§ **EXTRAIT DU TEXTE**
##########

L’édition 2025 de l’exercice Baana marque aussi la première participation des Pays-Bas, qui ont engagé des F-35A Lightning II. Ces avions furtifs de 5e génération ont réalisé des touch-and-go (atterrissages avec remise de gaz) et des décollages depuis les routes finlandaises. Ils se sont aussi intégrés aux vols en coopération avec les F/A-18 finlandais, illustrant l’interopérabilité croissante des flottes alliées.

Cette coopération revêt une importance stratégique : la compatibilité des doctrines, des systèmes d’identification et de guidage, ainsi que des armements est essentielle pour garantir l’efficacité en coalition.

Les Pays-Bas disposent aujourd’hui de 46 F-35A, basés à Leeuwarden et Volkel. Ils sont appelés à remplacer totalement la flotte de F-16 d’ici à 2028. Le coût unitaire de ces avions dépasse 82 millions d’euros (environ 70,5 millions de livres sterling / 89 millions de dollars).

##########

§ **OBJECTIFS**
1. L'extrait confirme-t-il les affirmations suivantes ? Répondez par oui ou non à chacune, en citant les mots de l'extrait qui tranchent : (a) En 2025, les Pays-Bas participaient pour la première fois à l'exercice Baana. (b) Les F-35A néerlandais sont basés à Leeuwarden et Volkel. (c) Les F-35A doivent remplacer toute la flotte de F-16 d'ici à 2030.
2. Mettez à jour le passage de l'extrait qui commence par « Cette coopération revêt » et se termine par « l’efficacité en coalition. », en remplaçant « essentielle » par « indispensable ».

§ **DONNÉES FOURNIES**
##########

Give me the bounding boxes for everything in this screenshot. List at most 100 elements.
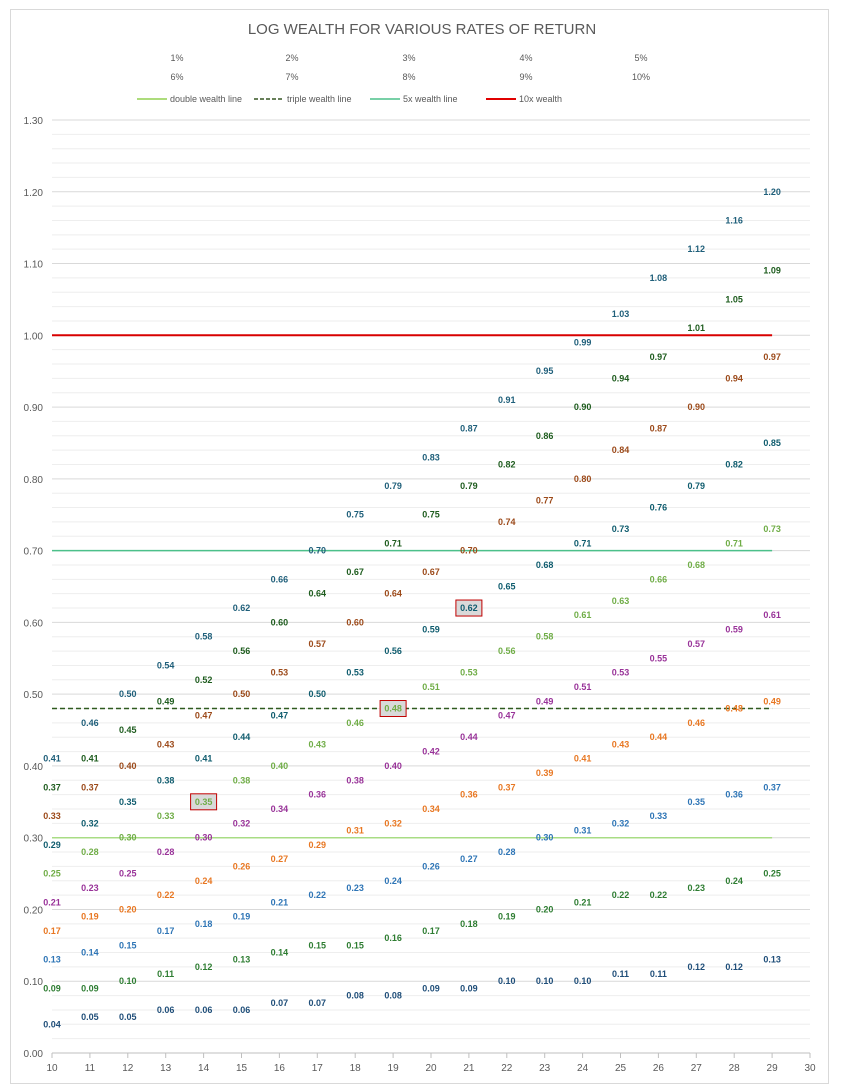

##########

§ **SOLUTIONS ORDONNÉES**
1.
(a) Oui : « L’édition 2025 de l’exercice Baana marque aussi la première participation des Pays-Bas ».
(b) Oui : « basés à Leeuwarden et Volkel ».
(c) Non : « Ils sont appelés à remplacer totalement la flotte de F-16 d’ici à 2028. »

2.
Cette coopération revêt une importance stratégique : la compatibilité des doctrines, des systèmes d’identification et de guidage, ainsi que des armements est indispensable pour garantir l’efficacité en coalition.